-- Exercise instructions --
Exactly reproduce the lines from the line containing "What text is on this page?" to the end of the data below, inclusive, and nothing else.

-- Record list --
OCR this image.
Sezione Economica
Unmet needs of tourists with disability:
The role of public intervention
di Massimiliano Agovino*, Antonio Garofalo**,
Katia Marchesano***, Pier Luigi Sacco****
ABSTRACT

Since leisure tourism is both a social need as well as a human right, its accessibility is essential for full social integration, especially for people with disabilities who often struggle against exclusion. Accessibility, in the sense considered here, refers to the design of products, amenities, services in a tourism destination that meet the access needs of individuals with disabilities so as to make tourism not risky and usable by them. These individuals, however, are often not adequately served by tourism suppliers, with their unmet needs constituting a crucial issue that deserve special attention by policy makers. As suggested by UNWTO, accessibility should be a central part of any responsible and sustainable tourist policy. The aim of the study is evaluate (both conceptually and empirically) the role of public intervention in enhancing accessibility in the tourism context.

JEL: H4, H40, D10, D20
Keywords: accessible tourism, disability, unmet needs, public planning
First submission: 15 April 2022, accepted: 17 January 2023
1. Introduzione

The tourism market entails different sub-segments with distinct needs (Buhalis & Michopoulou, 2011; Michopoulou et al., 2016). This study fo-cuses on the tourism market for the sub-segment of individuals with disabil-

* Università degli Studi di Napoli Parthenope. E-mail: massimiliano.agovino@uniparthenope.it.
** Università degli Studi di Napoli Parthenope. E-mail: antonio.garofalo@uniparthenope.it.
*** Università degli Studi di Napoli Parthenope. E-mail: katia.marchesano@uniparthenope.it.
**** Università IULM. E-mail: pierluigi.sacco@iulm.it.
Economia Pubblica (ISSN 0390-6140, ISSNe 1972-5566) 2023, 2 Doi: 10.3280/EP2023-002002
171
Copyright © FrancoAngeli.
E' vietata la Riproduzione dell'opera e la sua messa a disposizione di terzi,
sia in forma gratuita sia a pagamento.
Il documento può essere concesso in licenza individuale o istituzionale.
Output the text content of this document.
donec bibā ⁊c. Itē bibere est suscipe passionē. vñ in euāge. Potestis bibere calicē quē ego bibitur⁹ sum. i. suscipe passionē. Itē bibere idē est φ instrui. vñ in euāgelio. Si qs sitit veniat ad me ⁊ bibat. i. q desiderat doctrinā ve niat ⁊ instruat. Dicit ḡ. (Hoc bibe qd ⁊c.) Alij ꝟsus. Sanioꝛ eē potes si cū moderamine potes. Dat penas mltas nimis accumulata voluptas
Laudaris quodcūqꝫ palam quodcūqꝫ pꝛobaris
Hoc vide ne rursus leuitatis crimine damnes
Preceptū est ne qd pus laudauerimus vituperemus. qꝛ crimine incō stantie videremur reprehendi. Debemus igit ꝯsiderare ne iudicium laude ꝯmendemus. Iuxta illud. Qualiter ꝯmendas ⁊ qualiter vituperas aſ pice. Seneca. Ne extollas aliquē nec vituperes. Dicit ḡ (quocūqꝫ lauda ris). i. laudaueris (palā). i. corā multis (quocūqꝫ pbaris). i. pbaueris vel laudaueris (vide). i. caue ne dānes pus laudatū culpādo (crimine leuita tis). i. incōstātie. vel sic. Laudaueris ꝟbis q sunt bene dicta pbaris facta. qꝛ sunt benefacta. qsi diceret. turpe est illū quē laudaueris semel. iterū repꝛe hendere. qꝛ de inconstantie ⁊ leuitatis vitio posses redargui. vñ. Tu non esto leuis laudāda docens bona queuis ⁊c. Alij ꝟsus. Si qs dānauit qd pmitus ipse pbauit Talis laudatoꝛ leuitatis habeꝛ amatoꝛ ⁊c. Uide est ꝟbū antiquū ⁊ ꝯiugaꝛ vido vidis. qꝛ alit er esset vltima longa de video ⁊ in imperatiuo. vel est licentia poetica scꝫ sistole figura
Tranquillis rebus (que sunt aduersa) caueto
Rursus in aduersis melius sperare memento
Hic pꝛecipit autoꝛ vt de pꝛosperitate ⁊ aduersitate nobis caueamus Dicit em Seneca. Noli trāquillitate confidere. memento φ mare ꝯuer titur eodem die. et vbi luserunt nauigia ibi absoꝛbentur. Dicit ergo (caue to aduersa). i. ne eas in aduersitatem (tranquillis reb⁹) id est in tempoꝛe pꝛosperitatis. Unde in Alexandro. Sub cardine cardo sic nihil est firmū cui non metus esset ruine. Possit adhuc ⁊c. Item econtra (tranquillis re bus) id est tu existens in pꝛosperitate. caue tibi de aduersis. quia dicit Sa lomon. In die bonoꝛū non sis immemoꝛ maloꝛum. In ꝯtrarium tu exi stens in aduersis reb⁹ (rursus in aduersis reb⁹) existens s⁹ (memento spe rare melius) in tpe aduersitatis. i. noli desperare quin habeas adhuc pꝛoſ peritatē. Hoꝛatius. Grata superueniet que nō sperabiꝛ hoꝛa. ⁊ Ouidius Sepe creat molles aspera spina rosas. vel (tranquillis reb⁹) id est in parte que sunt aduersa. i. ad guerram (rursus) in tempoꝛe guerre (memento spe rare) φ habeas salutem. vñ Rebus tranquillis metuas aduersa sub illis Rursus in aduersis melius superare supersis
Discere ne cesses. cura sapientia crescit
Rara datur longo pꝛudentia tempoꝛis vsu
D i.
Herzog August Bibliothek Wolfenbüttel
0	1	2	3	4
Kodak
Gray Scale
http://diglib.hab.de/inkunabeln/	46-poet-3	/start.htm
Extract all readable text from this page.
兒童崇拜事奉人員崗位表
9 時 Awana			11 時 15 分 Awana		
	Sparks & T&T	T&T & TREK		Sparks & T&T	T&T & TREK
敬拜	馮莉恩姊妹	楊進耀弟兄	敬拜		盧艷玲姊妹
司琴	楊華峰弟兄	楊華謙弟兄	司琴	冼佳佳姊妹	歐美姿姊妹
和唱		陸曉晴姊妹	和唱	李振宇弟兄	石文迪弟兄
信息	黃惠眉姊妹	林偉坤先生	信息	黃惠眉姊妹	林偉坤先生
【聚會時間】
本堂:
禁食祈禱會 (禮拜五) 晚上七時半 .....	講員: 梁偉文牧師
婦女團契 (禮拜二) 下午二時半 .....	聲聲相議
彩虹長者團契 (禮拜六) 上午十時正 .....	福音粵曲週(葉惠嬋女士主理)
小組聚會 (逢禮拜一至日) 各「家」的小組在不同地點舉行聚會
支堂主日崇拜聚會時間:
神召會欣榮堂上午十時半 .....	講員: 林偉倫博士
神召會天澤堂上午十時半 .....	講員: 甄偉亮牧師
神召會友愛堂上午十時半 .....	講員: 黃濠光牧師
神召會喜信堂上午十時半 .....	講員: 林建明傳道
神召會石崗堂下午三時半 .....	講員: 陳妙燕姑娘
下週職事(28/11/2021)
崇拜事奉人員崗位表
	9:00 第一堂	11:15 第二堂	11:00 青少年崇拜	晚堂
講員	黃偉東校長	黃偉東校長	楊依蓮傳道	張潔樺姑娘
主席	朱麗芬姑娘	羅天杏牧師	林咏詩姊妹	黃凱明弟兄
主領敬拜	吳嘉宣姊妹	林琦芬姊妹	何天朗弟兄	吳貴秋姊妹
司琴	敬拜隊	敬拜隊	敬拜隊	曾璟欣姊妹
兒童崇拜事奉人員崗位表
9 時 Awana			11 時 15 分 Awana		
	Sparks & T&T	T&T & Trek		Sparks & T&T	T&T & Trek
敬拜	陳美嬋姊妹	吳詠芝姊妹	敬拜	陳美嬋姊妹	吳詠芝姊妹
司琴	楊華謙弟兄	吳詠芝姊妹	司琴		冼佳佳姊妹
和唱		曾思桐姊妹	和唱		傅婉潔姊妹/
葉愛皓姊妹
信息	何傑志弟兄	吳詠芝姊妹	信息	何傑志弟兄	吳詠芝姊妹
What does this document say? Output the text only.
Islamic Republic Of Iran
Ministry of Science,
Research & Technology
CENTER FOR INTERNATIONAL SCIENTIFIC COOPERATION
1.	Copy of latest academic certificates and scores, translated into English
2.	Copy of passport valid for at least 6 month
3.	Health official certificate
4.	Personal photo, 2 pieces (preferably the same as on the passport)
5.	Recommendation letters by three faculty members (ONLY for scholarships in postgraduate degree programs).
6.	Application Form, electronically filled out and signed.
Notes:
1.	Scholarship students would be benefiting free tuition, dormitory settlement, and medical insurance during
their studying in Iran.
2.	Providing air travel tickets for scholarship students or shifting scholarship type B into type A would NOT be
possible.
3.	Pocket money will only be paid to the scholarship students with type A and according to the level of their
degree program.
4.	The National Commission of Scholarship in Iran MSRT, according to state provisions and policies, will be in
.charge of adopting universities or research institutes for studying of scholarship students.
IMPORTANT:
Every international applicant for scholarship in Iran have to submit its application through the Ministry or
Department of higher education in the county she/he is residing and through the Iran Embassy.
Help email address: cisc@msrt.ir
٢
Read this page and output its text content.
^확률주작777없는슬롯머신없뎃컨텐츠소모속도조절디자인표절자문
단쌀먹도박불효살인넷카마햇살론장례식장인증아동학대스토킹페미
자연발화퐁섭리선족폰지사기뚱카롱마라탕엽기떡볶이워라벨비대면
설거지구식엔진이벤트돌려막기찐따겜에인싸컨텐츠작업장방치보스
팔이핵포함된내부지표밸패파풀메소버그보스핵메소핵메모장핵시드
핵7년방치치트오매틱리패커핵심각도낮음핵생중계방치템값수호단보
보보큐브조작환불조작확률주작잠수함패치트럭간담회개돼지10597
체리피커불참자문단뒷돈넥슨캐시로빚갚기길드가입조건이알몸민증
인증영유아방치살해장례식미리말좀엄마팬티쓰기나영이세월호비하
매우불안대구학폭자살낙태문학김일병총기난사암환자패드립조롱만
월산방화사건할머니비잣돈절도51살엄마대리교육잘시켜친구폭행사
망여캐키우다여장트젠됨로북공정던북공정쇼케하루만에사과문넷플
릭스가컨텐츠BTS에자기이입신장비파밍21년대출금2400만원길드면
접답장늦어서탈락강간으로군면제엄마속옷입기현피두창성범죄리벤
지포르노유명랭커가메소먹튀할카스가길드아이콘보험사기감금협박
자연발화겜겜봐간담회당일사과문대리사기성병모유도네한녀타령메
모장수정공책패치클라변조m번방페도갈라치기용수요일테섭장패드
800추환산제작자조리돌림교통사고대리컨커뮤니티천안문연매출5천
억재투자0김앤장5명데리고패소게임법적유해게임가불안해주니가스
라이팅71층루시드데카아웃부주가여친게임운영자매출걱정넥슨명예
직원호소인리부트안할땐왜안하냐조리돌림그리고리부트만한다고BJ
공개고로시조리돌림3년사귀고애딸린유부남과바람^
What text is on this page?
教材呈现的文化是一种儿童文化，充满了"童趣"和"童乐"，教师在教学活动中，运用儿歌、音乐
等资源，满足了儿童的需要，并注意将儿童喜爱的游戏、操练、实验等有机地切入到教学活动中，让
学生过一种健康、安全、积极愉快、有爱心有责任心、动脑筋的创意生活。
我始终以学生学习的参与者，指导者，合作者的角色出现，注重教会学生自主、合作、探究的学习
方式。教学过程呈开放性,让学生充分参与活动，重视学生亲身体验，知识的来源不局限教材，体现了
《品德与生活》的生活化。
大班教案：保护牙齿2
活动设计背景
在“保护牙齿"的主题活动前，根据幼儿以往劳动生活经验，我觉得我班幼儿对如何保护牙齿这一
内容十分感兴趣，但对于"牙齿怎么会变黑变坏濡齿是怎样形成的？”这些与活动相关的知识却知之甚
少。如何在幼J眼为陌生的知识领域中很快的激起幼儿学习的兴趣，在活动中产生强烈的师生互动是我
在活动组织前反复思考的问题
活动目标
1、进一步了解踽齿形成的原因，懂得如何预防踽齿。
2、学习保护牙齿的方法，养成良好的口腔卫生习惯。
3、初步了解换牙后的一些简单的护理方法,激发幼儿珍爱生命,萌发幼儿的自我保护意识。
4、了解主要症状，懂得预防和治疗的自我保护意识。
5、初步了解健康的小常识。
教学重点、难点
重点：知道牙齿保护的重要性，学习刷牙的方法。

-- Task output --
What text is on this page?
教材呈现的文化是一种儿童文化，充满了"童趣"和"童乐"，教师在教学活动中，运用儿歌、音乐
等资源，满足了儿童的需要，并注意将儿童喜爱的游戏、操练、实验等有机地切入到教学活动中，让
学生过一种健康、安全、积极愉快、有爱心有责任心、动脑筋的创意生活。
我始终以学生学习的参与者，指导者，合作者的角色出现，注重教会学生自主、合作、探究的学习
方式。教学过程呈开放性,让学生充分参与活动，重视学生亲身体验，知识的来源不局限教材，体现了
《品德与生活》的生活化。
大班教案：保护牙齿2
活动设计背景
在“保护牙齿"的主题活动前，根据幼儿以往劳动生活经验，我觉得我班幼儿对如何保护牙齿这一
内容十分感兴趣，但对于"牙齿怎么会变黑变坏濡齿是怎样形成的？”这些与活动相关的知识却知之甚
少。如何在幼J眼为陌生的知识领域中很快的激起幼儿学习的兴趣，在活动中产生强烈的师生互动是我
在活动组织前反复思考的问题
活动目标
1、进一步了解踽齿形成的原因，懂得如何预防踽齿。
2、学习保护牙齿的方法，养成良好的口腔卫生习惯。
3、初步了解换牙后的一些简单的护理方法,激发幼儿珍爱生命,萌发幼儿的自我保护意识。
4、了解主要症状，懂得预防和治疗的自我保护意识。
5、初步了解健康的小常识。
教学重点、难点
重点：知道牙齿保护的重要性，学习刷牙的方法。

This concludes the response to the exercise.